— To be done —
Repeat, word for word, every line from the line holding "Convert this chart" through the final line of the entries below. Skip all pictures.

----- Record list

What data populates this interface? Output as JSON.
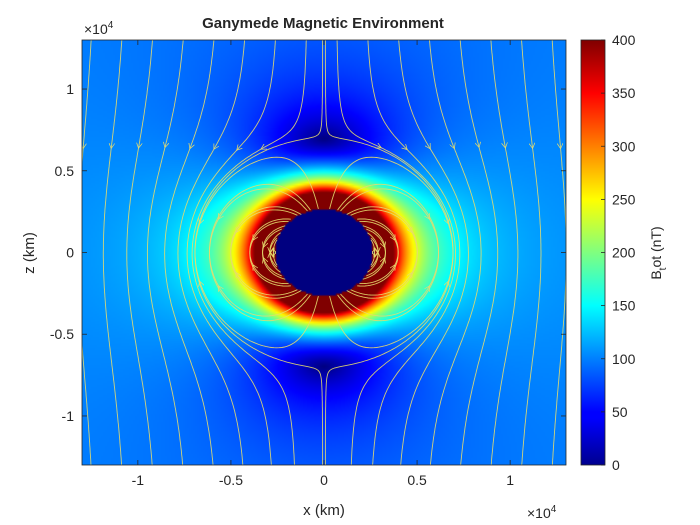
{
  "chart_data": {
    "type": "heatmap",
    "title": "Ganymede Magnetic Environment",
    "xlabel": "x (km)",
    "ylabel": "z (km)",
    "x_exponent": "×10^4",
    "y_exponent": "×10^4",
    "xlim": [
      -13000,
      13000
    ],
    "ylim": [
      -13000,
      13000
    ],
    "x_ticks": [
      -10000,
      -5000,
      0,
      5000,
      10000
    ],
    "x_tick_labels": [
      "-1",
      "-0.5",
      "0",
      "0.5",
      "1"
    ],
    "y_ticks": [
      -10000,
      -5000,
      0,
      5000,
      10000
    ],
    "y_tick_labels": [
      "-1",
      "-0.5",
      "0",
      "0.5",
      "1"
    ],
    "colorbar": {
      "label_main": "B",
      "label_sub": "t",
      "label_rest": "ot (nT)",
      "limits": [
        0,
        400
      ],
      "ticks": [
        0,
        50,
        100,
        150,
        200,
        250,
        300,
        350,
        400
      ],
      "tick_labels": [
        "0",
        "50",
        "100",
        "150",
        "200",
        "250",
        "300",
        "350",
        "400"
      ],
      "colormap": "jet"
    },
    "moon_radius_km": 2634,
    "streamline_color": "#e6dc6e",
    "grid": false
  }
}
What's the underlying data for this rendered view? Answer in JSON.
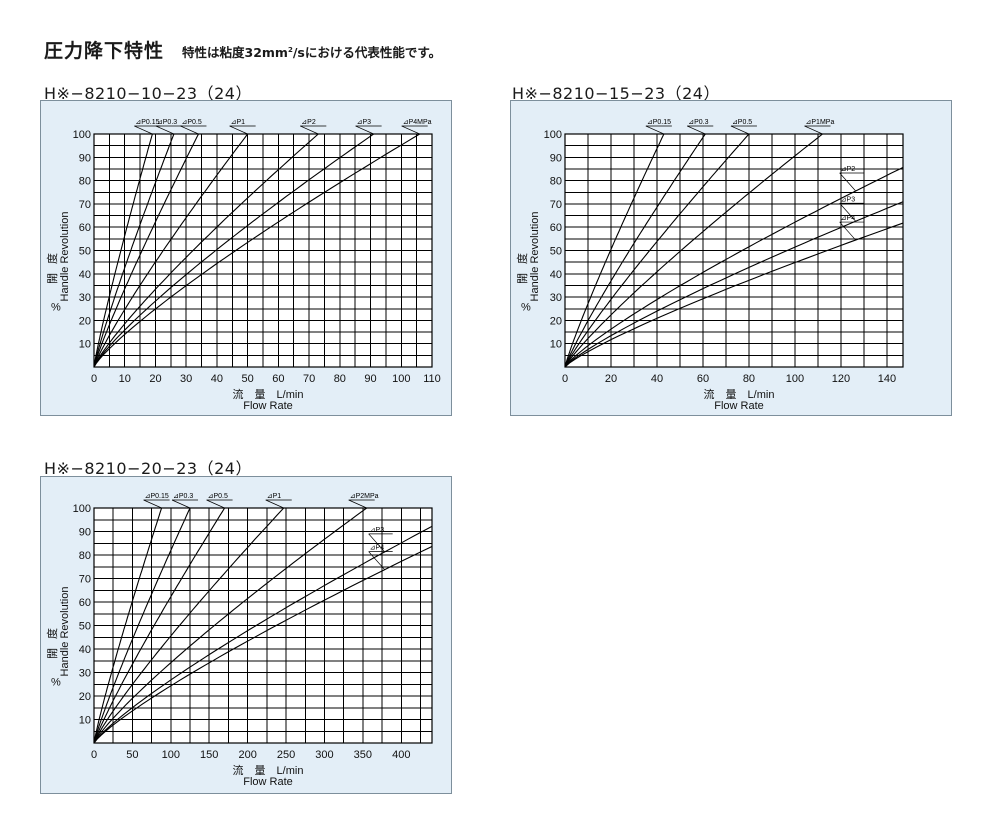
{
  "header": {
    "title": "圧力降下特性",
    "subtitle_pre": "特性は粘度32mm",
    "subtitle_sup": "2",
    "subtitle_post": "/sにおける代表性能です。"
  },
  "colors": {
    "panel_bg": "#e3eef7",
    "panel_border": "#7d8f9c",
    "line": "#000000"
  },
  "chart_data": [
    {
      "model": "H※−8210−10−23（24）",
      "type": "line",
      "xlabel_jp": "流　量　L/min",
      "xlabel_en": "Flow Rate",
      "ylabel_jp_1": "開",
      "ylabel_jp_2": "度",
      "ylabel_en": "Handle Revolution",
      "ylabel_pct": "%",
      "xlim": [
        0,
        110
      ],
      "ylim": [
        0,
        100
      ],
      "xticks": [
        0,
        10,
        20,
        30,
        40,
        50,
        60,
        70,
        80,
        90,
        100,
        110
      ],
      "yticks": [
        10,
        20,
        30,
        40,
        50,
        60,
        70,
        80,
        90,
        100
      ],
      "series": [
        {
          "name": "⊿P0.15",
          "x_at_100": 19,
          "exponent": 1.12
        },
        {
          "name": "⊿P0.3",
          "x_at_100": 26,
          "exponent": 1.12
        },
        {
          "name": "⊿P0.5",
          "x_at_100": 34,
          "exponent": 1.12
        },
        {
          "name": "⊿P1",
          "x_at_100": 50,
          "exponent": 1.15
        },
        {
          "name": "⊿P2",
          "x_at_100": 73,
          "exponent": 1.18
        },
        {
          "name": "⊿P3",
          "x_at_100": 91,
          "exponent": 1.2
        },
        {
          "name": "⊿P4MPa",
          "x_at_100": 106,
          "exponent": 1.2
        }
      ]
    },
    {
      "model": "H※−8210−15−23（24）",
      "type": "line",
      "xlabel_jp": "流　量　L/min",
      "xlabel_en": "Flow Rate",
      "ylabel_jp_1": "開",
      "ylabel_jp_2": "度",
      "ylabel_en": "Handle Revolution",
      "ylabel_pct": "%",
      "xlim": [
        0,
        147
      ],
      "ylim": [
        0,
        100
      ],
      "xticks": [
        0,
        20,
        40,
        60,
        80,
        100,
        120,
        140
      ],
      "yticks": [
        10,
        20,
        30,
        40,
        50,
        60,
        70,
        80,
        90,
        100
      ],
      "series": [
        {
          "name": "⊿P0.15",
          "x_at_100": 43,
          "exponent": 1.12
        },
        {
          "name": "⊿P0.3",
          "x_at_100": 61,
          "exponent": 1.12
        },
        {
          "name": "⊿P0.5",
          "x_at_100": 80,
          "exponent": 1.12
        },
        {
          "name": "⊿P1MPa",
          "x_at_100": 112,
          "exponent": 1.15
        },
        {
          "name": "⊿P2",
          "x_at_100": 177,
          "exponent": 1.2
        },
        {
          "name": "⊿P3",
          "x_at_100": 222,
          "exponent": 1.2
        },
        {
          "name": "⊿P4",
          "x_at_100": 262,
          "exponent": 1.2
        }
      ]
    },
    {
      "model": "H※−8210−20−23（24）",
      "type": "line",
      "xlabel_jp": "流　量　L/min",
      "xlabel_en": "Flow Rate",
      "ylabel_jp_1": "開",
      "ylabel_jp_2": "度",
      "ylabel_en": "Handle Revolution",
      "ylabel_pct": "%",
      "xlim": [
        0,
        440
      ],
      "ylim": [
        0,
        100
      ],
      "xticks": [
        0,
        50,
        100,
        150,
        200,
        250,
        300,
        350,
        400
      ],
      "yticks": [
        10,
        20,
        30,
        40,
        50,
        60,
        70,
        80,
        90,
        100
      ],
      "series": [
        {
          "name": "⊿P0.15",
          "x_at_100": 88,
          "exponent": 1.12
        },
        {
          "name": "⊿P0.3",
          "x_at_100": 125,
          "exponent": 1.12
        },
        {
          "name": "⊿P0.5",
          "x_at_100": 170,
          "exponent": 1.12
        },
        {
          "name": "⊿P1",
          "x_at_100": 247,
          "exponent": 1.15
        },
        {
          "name": "⊿P2MPa",
          "x_at_100": 355,
          "exponent": 1.18
        },
        {
          "name": "⊿P3",
          "x_at_100": 485,
          "exponent": 1.2
        },
        {
          "name": "⊿P4",
          "x_at_100": 545,
          "exponent": 1.2
        }
      ]
    }
  ]
}
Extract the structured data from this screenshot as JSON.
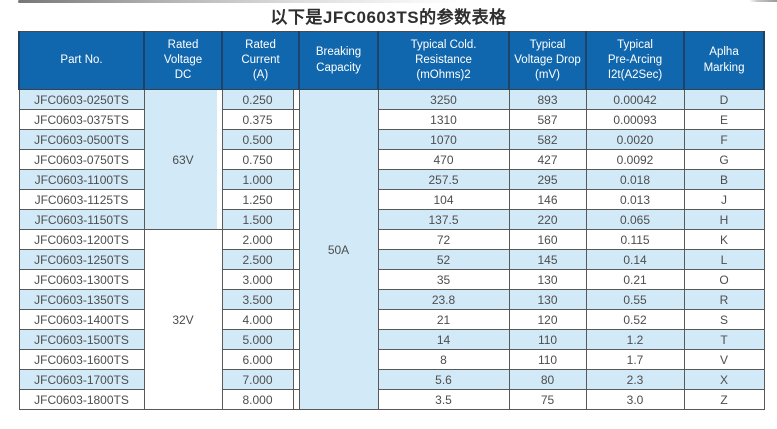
{
  "page": {
    "title": "以下是JFC0603TS的参数表格"
  },
  "table": {
    "headers": [
      "Part No.",
      "Rated\nVoltage\nDC",
      "Rated\nCurrent\n(A)",
      "Breaking\nCapacity",
      "Typical Cold.\nResistance\n(mOhms)2",
      "Typical\nVoltage Drop\n(mV)",
      "Typical\nPre-Arcing\nI2t(A2Sec)",
      "Aplha\nMarking"
    ],
    "voltage_groups": [
      {
        "label": "63V",
        "rows": 7
      },
      {
        "label": "32V",
        "rows": 9
      }
    ],
    "breaking_capacity": "50A",
    "rows": [
      {
        "part": "JFC0603-0250TS",
        "current": "0.250",
        "resistance": "3250",
        "drop": "893",
        "prearcing": "0.00042",
        "marking": "D"
      },
      {
        "part": "JFC0603-0375TS",
        "current": "0.375",
        "resistance": "1310",
        "drop": "587",
        "prearcing": "0.00093",
        "marking": "E"
      },
      {
        "part": "JFC0603-0500TS",
        "current": "0.500",
        "resistance": "1070",
        "drop": "582",
        "prearcing": "0.0020",
        "marking": "F"
      },
      {
        "part": "JFC0603-0750TS",
        "current": "0.750",
        "resistance": "470",
        "drop": "427",
        "prearcing": "0.0092",
        "marking": "G"
      },
      {
        "part": "JFC0603-1100TS",
        "current": "1.000",
        "resistance": "257.5",
        "drop": "295",
        "prearcing": "0.018",
        "marking": "B"
      },
      {
        "part": "JFC0603-1125TS",
        "current": "1.250",
        "resistance": "104",
        "drop": "146",
        "prearcing": "0.013",
        "marking": "J"
      },
      {
        "part": "JFC0603-1150TS",
        "current": "1.500",
        "resistance": "137.5",
        "drop": "220",
        "prearcing": "0.065",
        "marking": "H"
      },
      {
        "part": "JFC0603-1200TS",
        "current": "2.000",
        "resistance": "72",
        "drop": "160",
        "prearcing": "0.115",
        "marking": "K"
      },
      {
        "part": "JFC0603-1250TS",
        "current": "2.500",
        "resistance": "52",
        "drop": "145",
        "prearcing": "0.14",
        "marking": "L"
      },
      {
        "part": "JFC0603-1300TS",
        "current": "3.000",
        "resistance": "35",
        "drop": "130",
        "prearcing": "0.21",
        "marking": "O"
      },
      {
        "part": "JFC0603-1350TS",
        "current": "3.500",
        "resistance": "23.8",
        "drop": "130",
        "prearcing": "0.55",
        "marking": "R"
      },
      {
        "part": "JFC0603-1400TS",
        "current": "4.000",
        "resistance": "21",
        "drop": "120",
        "prearcing": "0.52",
        "marking": "S"
      },
      {
        "part": "JFC0603-1500TS",
        "current": "5.000",
        "resistance": "14",
        "drop": "110",
        "prearcing": "1.2",
        "marking": "T"
      },
      {
        "part": "JFC0603-1600TS",
        "current": "6.000",
        "resistance": "8",
        "drop": "110",
        "prearcing": "1.7",
        "marking": "V"
      },
      {
        "part": "JFC0603-1700TS",
        "current": "7.000",
        "resistance": "5.6",
        "drop": "80",
        "prearcing": "2.3",
        "marking": "X"
      },
      {
        "part": "JFC0603-1800TS",
        "current": "8.000",
        "resistance": "3.5",
        "drop": "75",
        "prearcing": "3.0",
        "marking": "Z"
      }
    ]
  },
  "colors": {
    "header_bg": "#1167ad",
    "header_divider": "#1e4268",
    "header_text": "#ffffff",
    "row_alt": "#d2eaf8",
    "grid_border": "#595959",
    "cell_text": "#4d4d4d",
    "title_text": "#2f2f2f"
  }
}
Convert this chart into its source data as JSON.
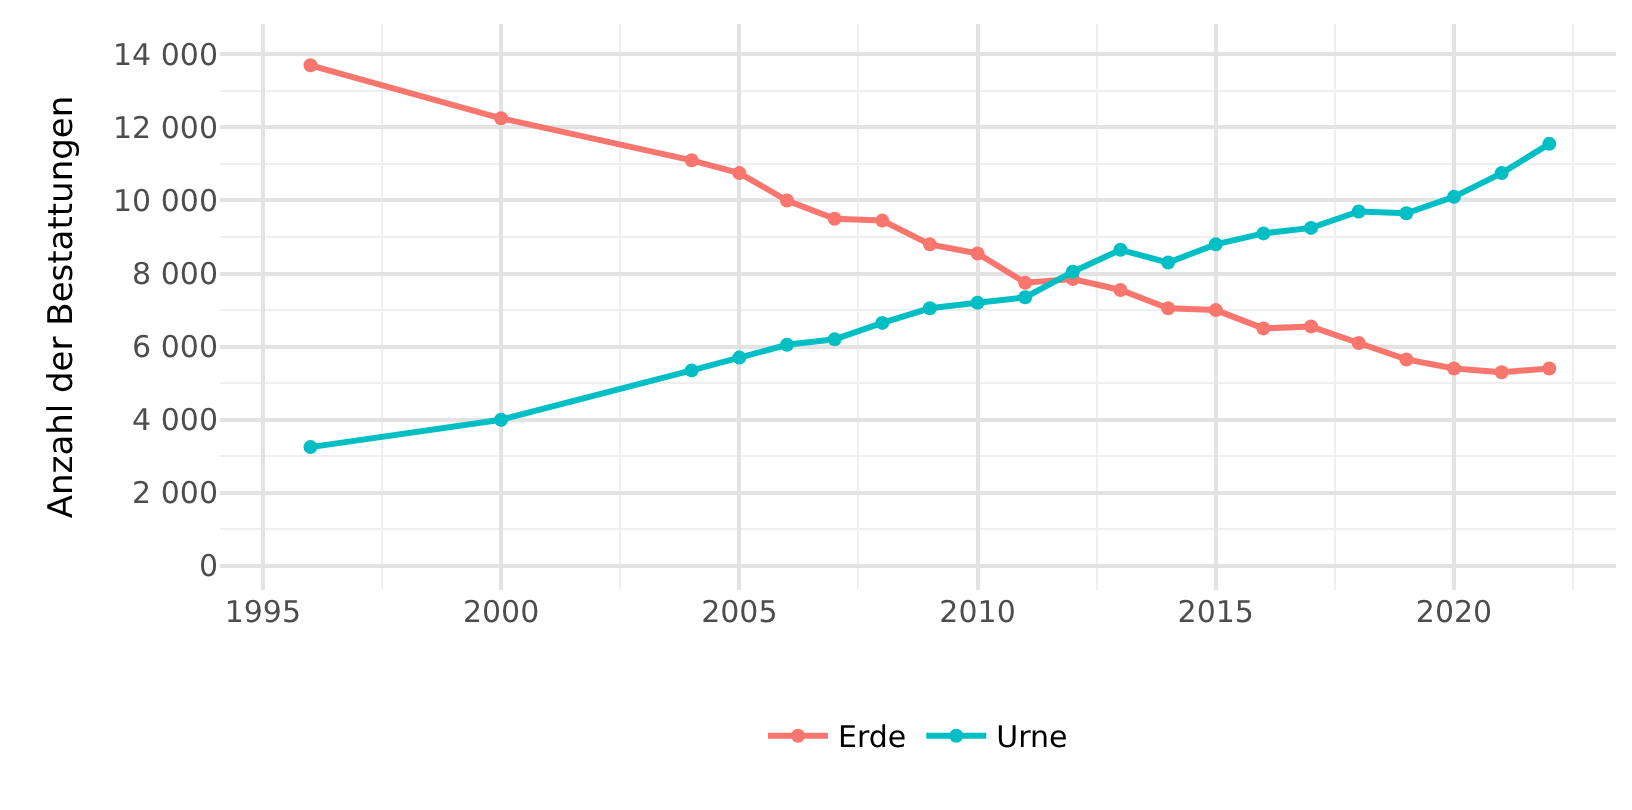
{
  "chart_data": {
    "type": "line",
    "ylabel": "Anzahl der Bestattungen",
    "x": [
      1996,
      2000,
      2004,
      2005,
      2006,
      2007,
      2008,
      2009,
      2010,
      2011,
      2012,
      2013,
      2014,
      2015,
      2016,
      2017,
      2018,
      2019,
      2020,
      2021,
      2022
    ],
    "series": [
      {
        "name": "Erde",
        "color": "#f8766d",
        "values": [
          13700,
          12250,
          11100,
          10750,
          10000,
          9500,
          9450,
          8800,
          8550,
          7750,
          7850,
          7550,
          7050,
          7000,
          6500,
          6550,
          6100,
          5650,
          5400,
          5300,
          5400
        ]
      },
      {
        "name": "Urne",
        "color": "#00bfc4",
        "values": [
          3250,
          4000,
          5350,
          5700,
          6050,
          6200,
          6650,
          7050,
          7200,
          7350,
          8050,
          8650,
          8300,
          8800,
          9100,
          9250,
          9700,
          9650,
          10100,
          10750,
          11550
        ]
      }
    ],
    "xlim": [
      1994.1,
      2023.4
    ],
    "xticks": [
      1995,
      2000,
      2005,
      2010,
      2015,
      2020
    ],
    "ylim": [
      -660,
      14830
    ],
    "yticks": [
      {
        "value": 0,
        "label": "0"
      },
      {
        "value": 2000,
        "label": "2 000"
      },
      {
        "value": 4000,
        "label": "4 000"
      },
      {
        "value": 6000,
        "label": "6 000"
      },
      {
        "value": 8000,
        "label": "8 000"
      },
      {
        "value": 10000,
        "label": "10 000"
      },
      {
        "value": 12000,
        "label": "12 000"
      },
      {
        "value": 14000,
        "label": "14 000"
      }
    ],
    "grid": true,
    "legend": "bottom",
    "marker": "circle",
    "line_style": "solid"
  }
}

----------

— Written solution —
Convert this chart into its source data as JSON.
{
  "chart_data": {
    "type": "line",
    "ylabel": "Anzahl der Bestattungen",
    "x": [
      1996,
      2000,
      2004,
      2005,
      2006,
      2007,
      2008,
      2009,
      2010,
      2011,
      2012,
      2013,
      2014,
      2015,
      2016,
      2017,
      2018,
      2019,
      2020,
      2021,
      2022
    ],
    "series": [
      {
        "name": "Erde",
        "color": "#f8766d",
        "values": [
          13700,
          12250,
          11100,
          10750,
          10000,
          9500,
          9450,
          8800,
          8550,
          7750,
          7850,
          7550,
          7050,
          7000,
          6500,
          6550,
          6100,
          5650,
          5400,
          5300,
          5400
        ]
      },
      {
        "name": "Urne",
        "color": "#00bfc4",
        "values": [
          3250,
          4000,
          5350,
          5700,
          6050,
          6200,
          6650,
          7050,
          7200,
          7350,
          8050,
          8650,
          8300,
          8800,
          9100,
          9250,
          9700,
          9650,
          10100,
          10750,
          11550
        ]
      }
    ],
    "xlim": [
      1994.1,
      2023.4
    ],
    "xticks": [
      1995,
      2000,
      2005,
      2010,
      2015,
      2020
    ],
    "ylim": [
      -660,
      14830
    ],
    "yticks": [
      {
        "value": 0,
        "label": "0"
      },
      {
        "value": 2000,
        "label": "2 000"
      },
      {
        "value": 4000,
        "label": "4 000"
      },
      {
        "value": 6000,
        "label": "6 000"
      },
      {
        "value": 8000,
        "label": "8 000"
      },
      {
        "value": 10000,
        "label": "10 000"
      },
      {
        "value": 12000,
        "label": "12 000"
      },
      {
        "value": 14000,
        "label": "14 000"
      }
    ],
    "grid": true,
    "legend": "bottom",
    "marker": "circle",
    "line_style": "solid"
  }
}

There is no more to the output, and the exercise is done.